◆ **DATA**:
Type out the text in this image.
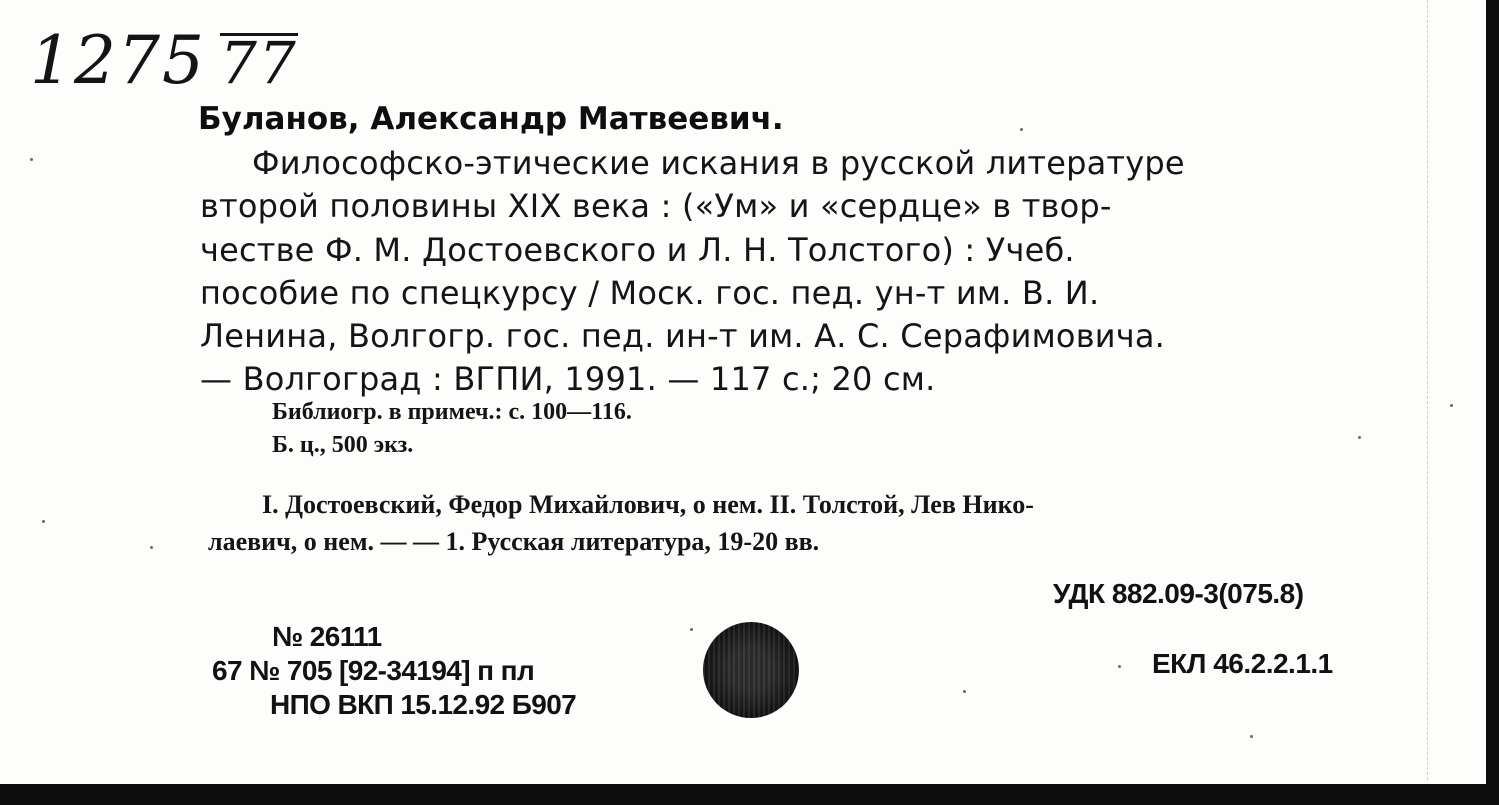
1275 77
Буланов, Александр Матвеевич.
Философско-этические искания в русской литературе
второй половины XIX века : («Ум» и «сердце» в твор-
честве Ф. М. Достоевского и Л. Н. Толстого) : Учеб.
пособие по спецкурсу / Моск. гос. пед. ун-т им. В. И.
Ленина, Волгогр. гос. пед. ин-т им. А. С. Серафимовича.
— Волгоград : ВГПИ, 1991. — 117 с.; 20 см.
Библиогр. в примеч.: с. 100—116.
Б. ц., 500 экз.
I. Достоевский, Федор Михайлович, о нем. II. Толстой, Лев Нико-
лаевич, о нем. — — 1. Русская литература, 19-20 вв.
УДК 882.09-3(075.8)
ЕКЛ 46.2.2.1.1
№ 26111
67 № 705 [92-34194] п пл
НПО ВКП 15.12.92 Б907
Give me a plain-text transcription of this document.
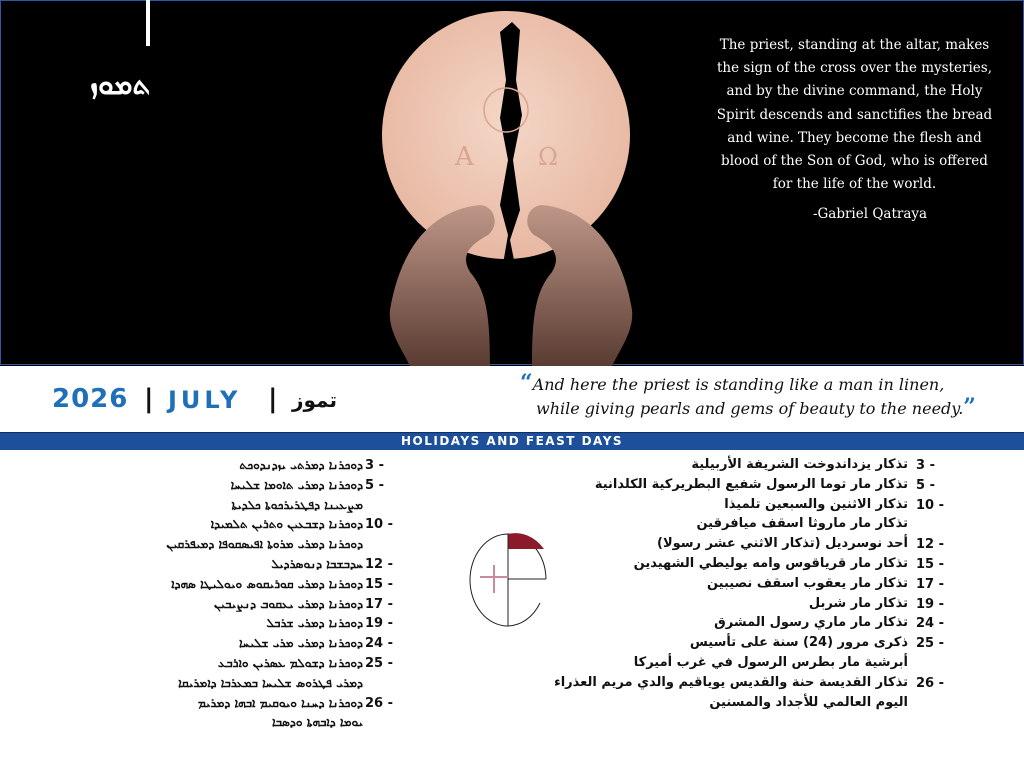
ܬܡܘܙ
A	Ω
The priest, standing at the altar, makes
the sign of the cross over the mysteries,
and by the divine command, the Holy
Spirit descends and sanctifies the bread
and wine. They become the flesh and
blood of the Son of God, who is offered
for the life of the world.
-Gabriel Qatraya
2026 | JULY | تموز
“And here the priest is standing like a man in linen,
while giving pearls and gems of beauty to the needy.”
HOLIDAYS AND FEAST DAYS
3 -
ܕܘܟܪܢܐ ܕܡܪܬܝ ܝܙܕܢܕܘܟܬ
5 -
ܕܘܟܪܢܐ ܕܡܪܝ ܬܐܘܡܐ ܫܠܝܚܐ
ܡܨܥܝܢܐ ܕܦܛܪܝܪܟܘܬܐ ܟܠܕܝܬܐ
10 -
ܕܘܟܪܢܐ ܕܫܒܥܝܢ ܘܬܪܝܢ ܬܠܡܝܕܐ
ܕܘܟܪܢܐ ܕܡܪܝ ܡܪܘܬܐ ܐܦܝܣܩܘܦܐ ܕܡܝܦܪܩܝܢ
12 -
ܚܕܒܫܒܐ ܕܢܘܣܪܕܝܠ
15 -
ܕܘܟܪܢܐ ܕܡܪܝ ܩܘܪܝܩܘܣ ܘܝܘܠܝܛܐ ܣܗܕܐ
17 -
ܕܘܟܪܢܐ ܕܡܪܝ ܝܥܩܘܒ ܕܢܨܝܒܝܢ
19 -
ܕܘܟܪܢܐ ܕܡܪܝ ܫܪܒܠ
24 -
ܕܘܟܪܢܐ ܕܡܪܝ ܡܪܝ ܫܠܝܚܐ
25 -
ܕܘܟܪܢܐ ܕܫܘܠܡ ܥܣܪܝܢ ܘܐܪܒܥ
ܕܡܪܝ ܦܛܪܘܣ ܫܠܝܚܐ ܒܡܥܪܒܐ ܕܐܡܪܝܩܐ
26 -
ܕܘܟܪܢܐ ܕܚܢܐ ܘܝܘܩܝܡ ܐܒܗܐ ܕܡܪܝܡ
ܝܘܡܐ ܕܐܒܗܬܐ ܘܕܣܒܐ
3 -
تذكار يزداندوخت الشريفة الأربيلية
5 -
تذكار مار توما الرسول شفيع البطريركية الكلدانية
10 -
تذكار الاثنين والسبعين تلميذا
تذكار مار ماروثا اسقف ميافرقين
12 -
أحد نوسرديل (تذكار الاثني عشر رسولا)
15 -
تذكار مار قرياقوس وامه يوليطي الشهيدين
17 -
تذكار مار يعقوب اسقف نصيبين
19 -
تذكار مار شربل
24 -
تذكار مار ماري رسول المشرق
25 -
ذكرى مرور (24) سنة على تأسيس
أبرشية مار بطرس الرسول في غرب أميركا
26 -
تذكار القديسة حنة والقديس يوياقيم والدي مريم العذراء
اليوم العالمي للأجداد والمسنين
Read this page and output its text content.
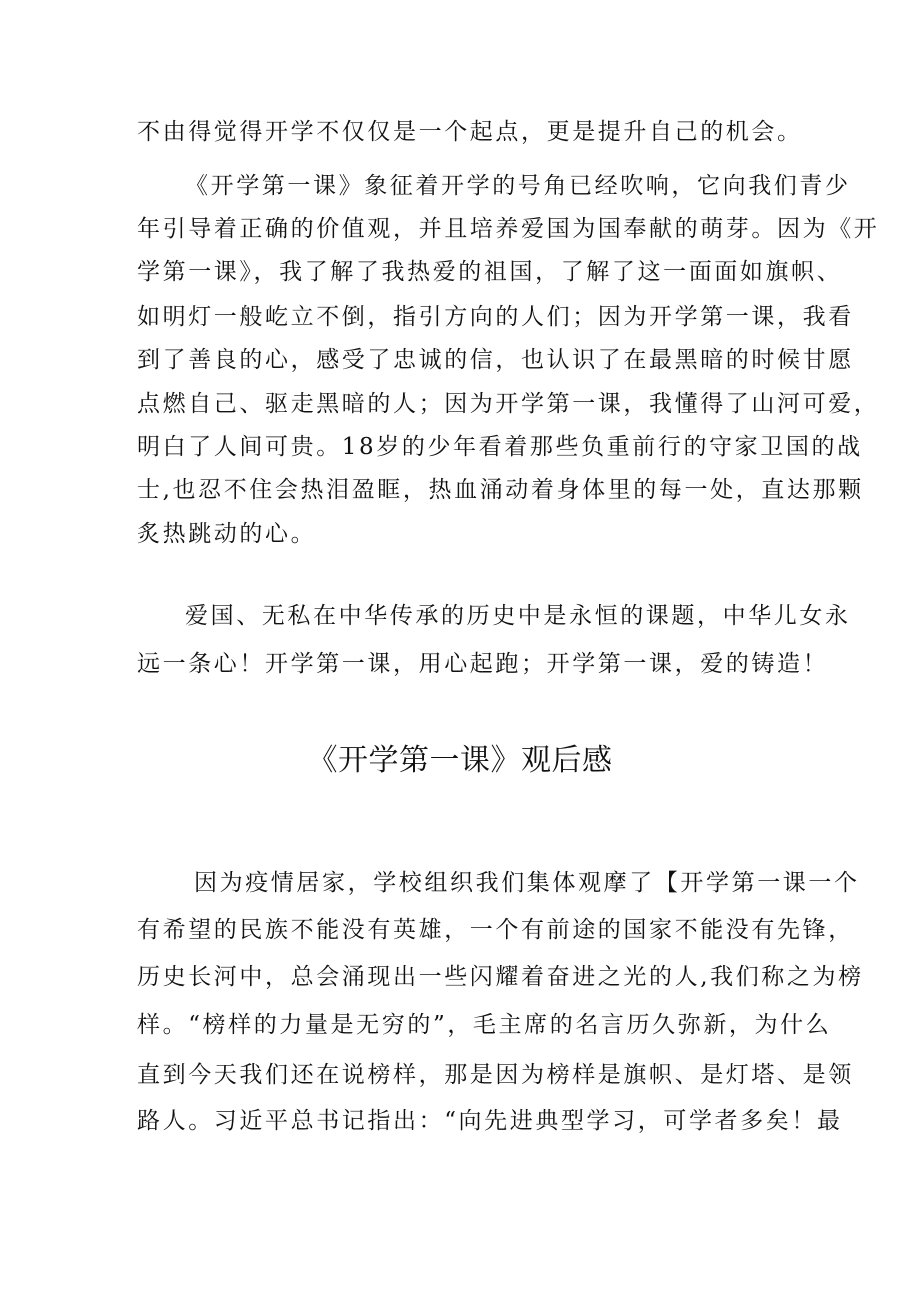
不由得觉得开学不仅仅是一个起点，更是提升自己的机会。
《开学第一课》象征着开学的号角已经吹响，它向我们青少
年引导着正确的价值观，并且培养爱国为国奉献的萌芽。因为《开
学第一课》，我了解了我热爱的祖国，了解了这一面面如旗帜、
如明灯一般屹立不倒，指引方向的人们；因为开学第一课，我看
到了善良的心，感受了忠诚的信，也认识了在最黑暗的时候甘愿
点燃自己、驱走黑暗的人；因为开学第一课，我懂得了山河可爱，
明白了人间可贵。18岁的少年看着那些负重前行的守家卫国的战
士,也忍不住会热泪盈眶，热血涌动着身体里的每一处，直达那颗
炙热跳动的心。
爱国、无私在中华传承的历史中是永恒的课题，中华儿女永
远一条心！开学第一课，用心起跑；开学第一课，爱的铸造！
《开学第一课》观后感
因为疫情居家，学校组织我们集体观摩了【开学第一课一个
有希望的民族不能没有英雄，一个有前途的国家不能没有先锋，
历史长河中，总会涌现出一些闪耀着奋进之光的人,我们称之为榜
样。“榜样的力量是无穷的”，毛主席的名言历久弥新，为什么
直到今天我们还在说榜样，那是因为榜样是旗帜、是灯塔、是领
路人。习近平总书记指出：“向先进典型学习，可学者多矣！最
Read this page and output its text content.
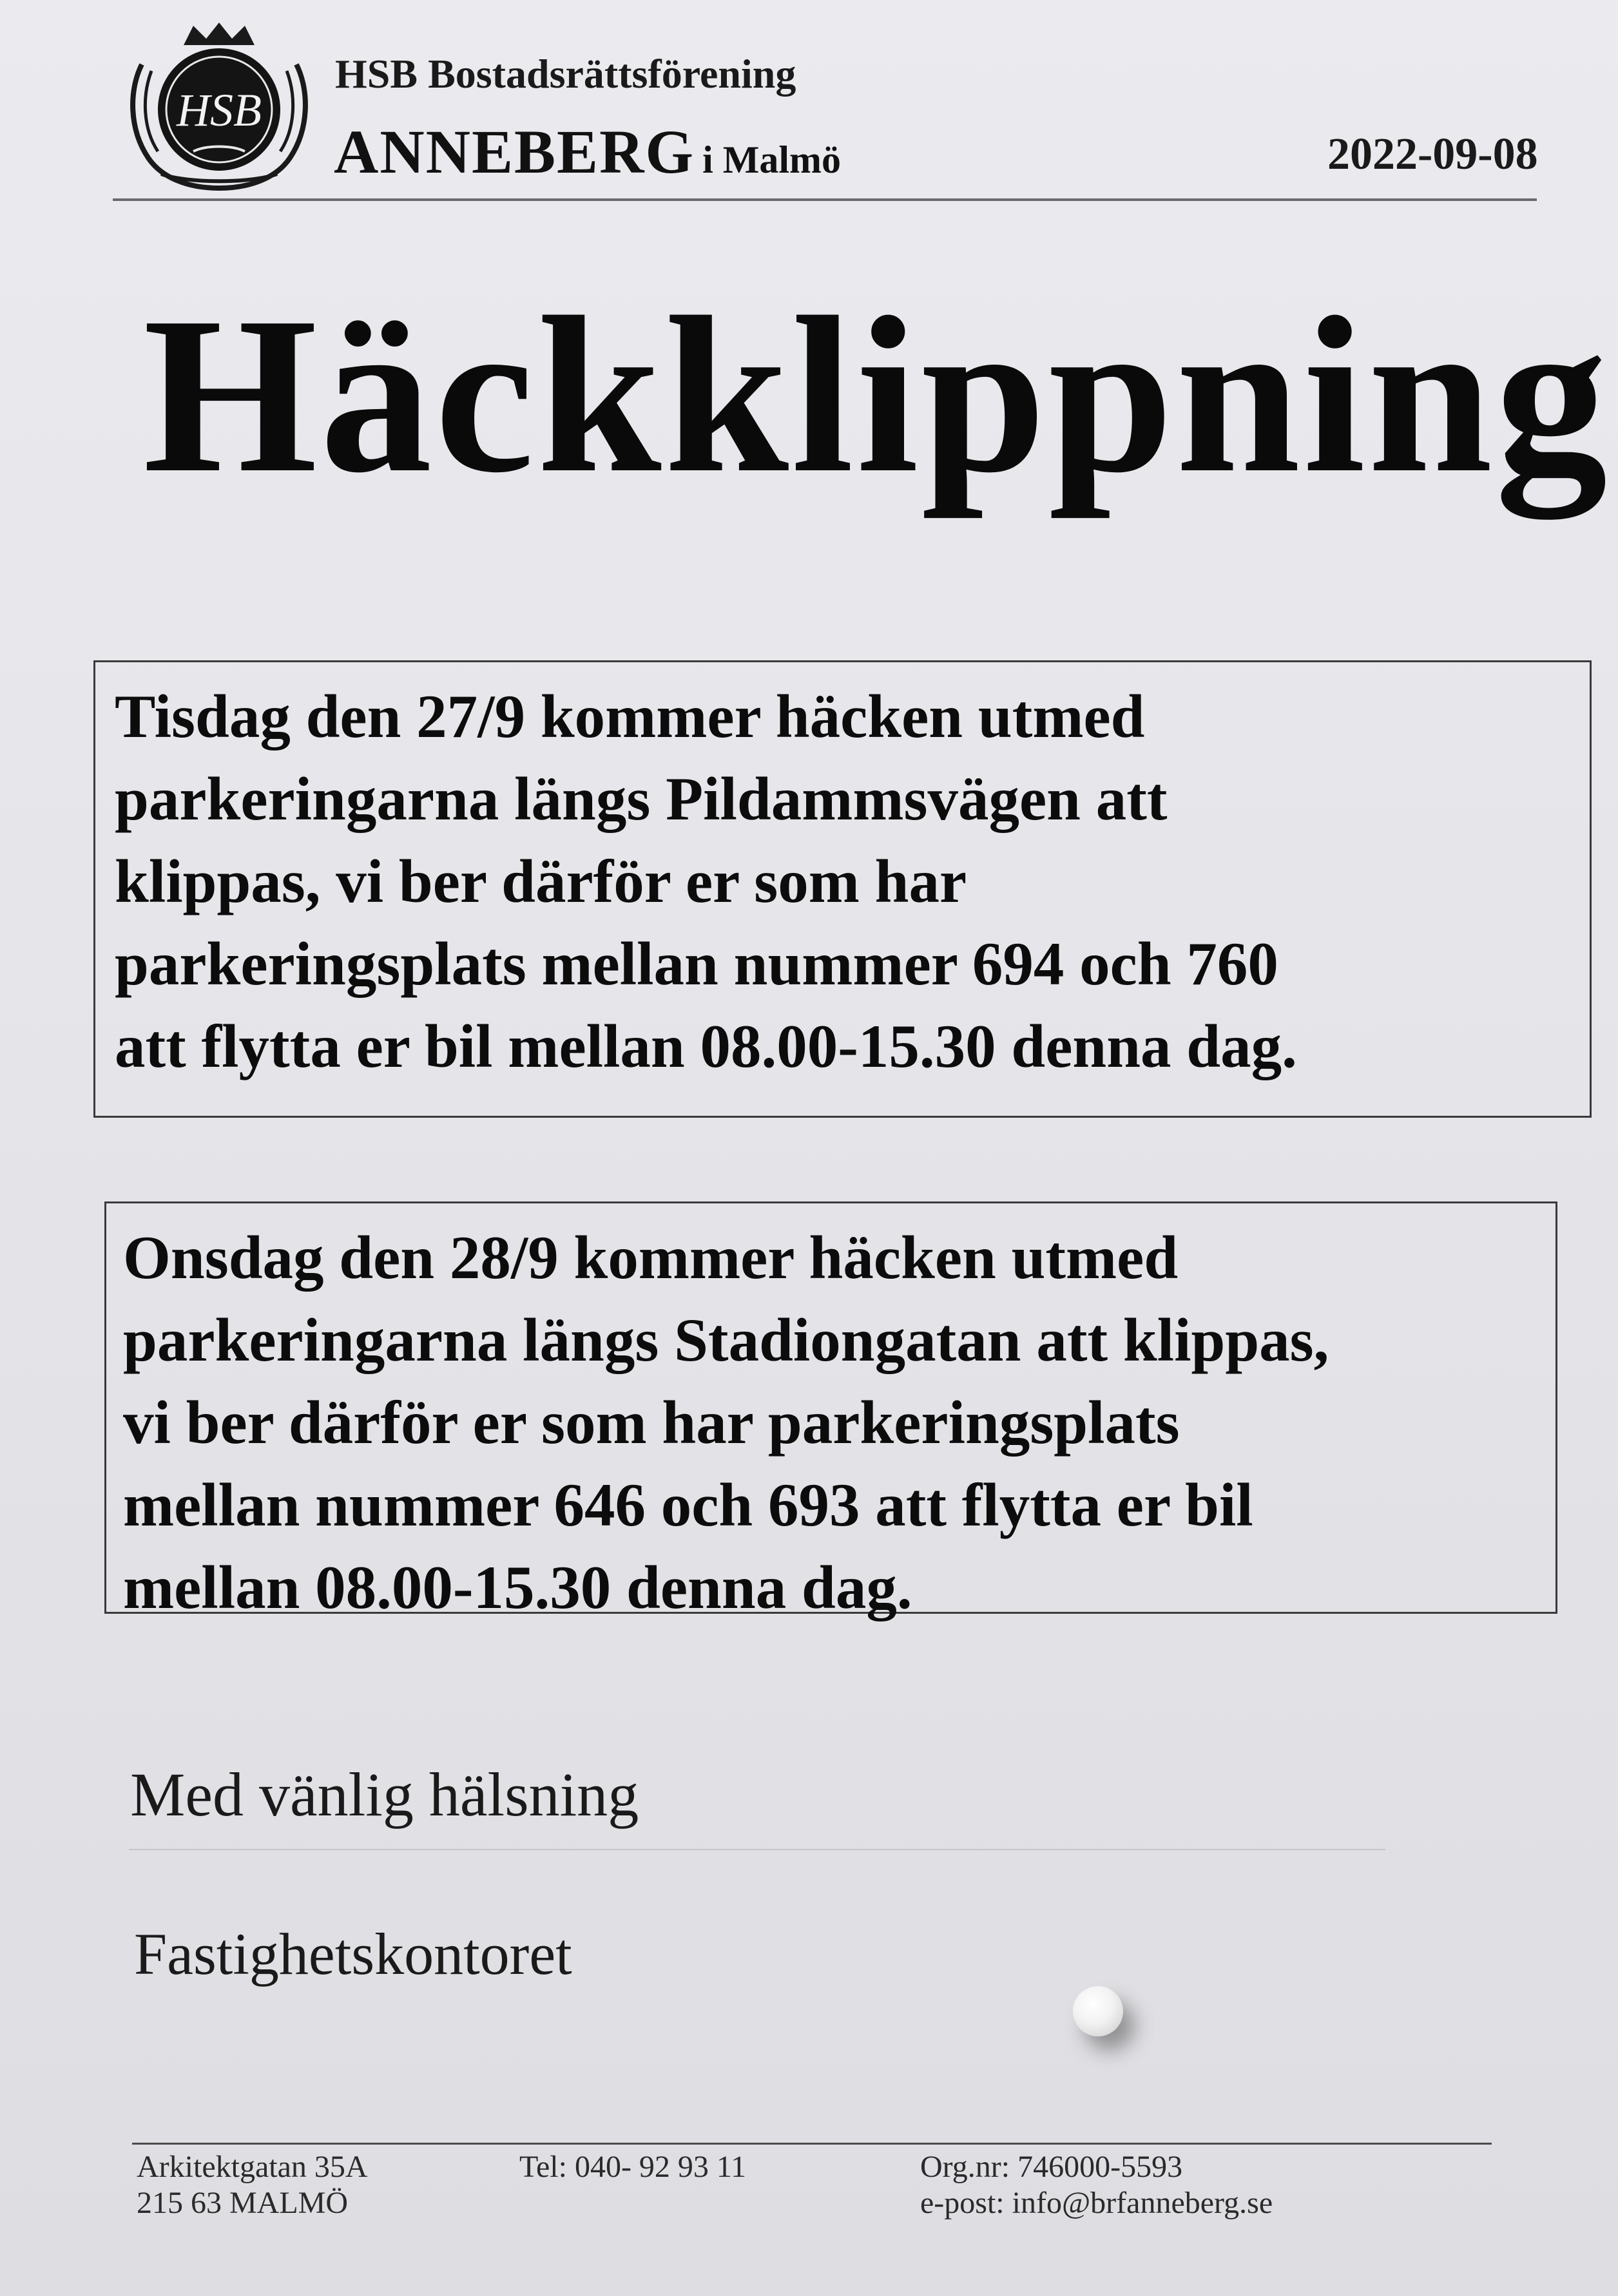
HSB
HSB Bostadsrättsförening
ANNEBERG i Malmö	2022-09-08
Häckklippning
Tisdag den 27/9 kommer häcken utmed
parkeringarna längs Pildammsvägen att
klippas, vi ber därför er som har
parkeringsplats mellan nummer 694 och 760
att flytta er bil mellan 08.00-15.30 denna dag.
Onsdag den 28/9 kommer häcken utmed
parkeringarna längs Stadiongatan att klippas,
vi ber därför er som har parkeringsplats
mellan nummer 646 och 693 att flytta er bil
mellan 08.00-15.30 denna dag.
Med vänlig hälsning
Fastighetskontoret
Arkitektgatan 35A
215 63 MALMÖ
Tel: 040- 92 93 11	Org.nr: 746000-5593
e-post: info@brfanneberg.se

◆ **PROMPT**:
Only a number is wanted: how many lines contain "standing"?

◆ **RIGHT ANSWER**:
2